* _Text segment_

[Start of section]

Theoretical investigation of the electronic structure of LaCoO3 by ab initio molecular-orbital calculations

Electronic structures of LaCoO3 near the Fermi level were investigated from ab initio molecular-orbital calculations using the restricted Hartree-Fock method, the unrestricted Hartree-Fock method, and the fourth-order Moller-Plesset perturbation method, and with basis sets appropriate for cobalt and oxygen atoms in order to reveal the electronic structures. In the present analysis, we used the cluster composed of the finite unit cells of LaCoO3 containing the [Co-O-6](9-) cluster. The obtained results are summarized as follows: (1) At low temperatures, LaCoO3 is an insulator with the band structures, so that the upper Co 3d band, which contains a small contribution of the O 2p orbital, is above the Fermi level, and the O 2p and the lower Co 3d bands are below the Fermi level. These results are in good agreement with the experimental results obtained by photoelectron spectroscopy and with the electronic structures derived from the charge-transfer model proposed by Sawatzky and Alien. (2) The magnitudes of the band gap Delta', the charge-transfer energy Delta, and the d-d Coulomb interaction energy U in the high-spin state are larger than those in the low-spin state. (3) The covalency of LaCoO3 in the low-spin state is larger than that in the high-spin state due to the main contribution of the hybridization between Co and O orbitals. From (2) and (3), then is a positive correlation between the magnitudes of Delta', Delta, and U and the ionicity of LaCoO3. (4) The spin state transition occurs mainly due to the variation of Co-O bond length with increasing temperature. (5) The metal-insulator transition that appears at high temperatures is the charge-transfer-type transition.

[End of section]

* _Stored data_
[Start of section]

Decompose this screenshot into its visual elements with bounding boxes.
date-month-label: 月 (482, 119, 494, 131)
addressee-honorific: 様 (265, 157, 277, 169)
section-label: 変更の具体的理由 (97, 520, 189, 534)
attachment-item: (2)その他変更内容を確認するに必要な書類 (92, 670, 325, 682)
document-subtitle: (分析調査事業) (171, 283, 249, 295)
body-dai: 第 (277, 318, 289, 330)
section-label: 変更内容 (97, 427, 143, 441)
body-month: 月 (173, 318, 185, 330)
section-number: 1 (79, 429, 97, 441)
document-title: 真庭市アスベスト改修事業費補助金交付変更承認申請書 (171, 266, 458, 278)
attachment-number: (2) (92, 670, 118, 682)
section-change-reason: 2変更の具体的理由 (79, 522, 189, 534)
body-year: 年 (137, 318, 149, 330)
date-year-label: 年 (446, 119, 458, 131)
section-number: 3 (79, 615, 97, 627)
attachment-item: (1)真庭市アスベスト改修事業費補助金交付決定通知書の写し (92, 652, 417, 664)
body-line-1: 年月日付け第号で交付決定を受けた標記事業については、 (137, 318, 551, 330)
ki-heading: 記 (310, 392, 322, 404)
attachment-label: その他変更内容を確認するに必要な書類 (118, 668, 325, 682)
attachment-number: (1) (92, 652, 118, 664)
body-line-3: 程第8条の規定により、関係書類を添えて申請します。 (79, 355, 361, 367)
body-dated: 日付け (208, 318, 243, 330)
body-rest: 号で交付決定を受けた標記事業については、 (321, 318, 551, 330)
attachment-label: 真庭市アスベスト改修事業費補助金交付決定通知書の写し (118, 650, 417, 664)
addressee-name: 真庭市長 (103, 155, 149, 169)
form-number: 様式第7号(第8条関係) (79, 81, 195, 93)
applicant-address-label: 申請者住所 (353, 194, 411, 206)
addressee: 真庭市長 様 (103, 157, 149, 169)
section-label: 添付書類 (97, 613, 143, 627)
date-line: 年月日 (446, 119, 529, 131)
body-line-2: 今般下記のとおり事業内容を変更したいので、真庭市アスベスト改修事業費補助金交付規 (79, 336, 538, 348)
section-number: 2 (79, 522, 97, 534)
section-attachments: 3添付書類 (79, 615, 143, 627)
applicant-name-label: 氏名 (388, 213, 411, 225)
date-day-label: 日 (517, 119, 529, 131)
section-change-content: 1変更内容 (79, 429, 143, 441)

[End of section]

* _Exercise instructions_
**1.** Please name every calculation method that the abstract on LaCoO3 says was used.
**2.** Answer these from the abstract on LaCoO3:
(a) What cluster do the finite unit cells in the analysis contain?
(b) In which spin state is the covalency of LaCoO3 larger?
(c) What type of transition is the metal-insulator transition seen at high temperatures?
Set the data aside; it has no role here.

* _Task solutions_
**1.**
- Restricted Hartree-Fock method
- Unrestricted Hartree-Fock method
- Fourth-order Moller-Plesset perturbation method

**2.**
(a) The [Co-O-6](9-) cluster
(b) The low-spin state
(c) A charge-transfer-type transition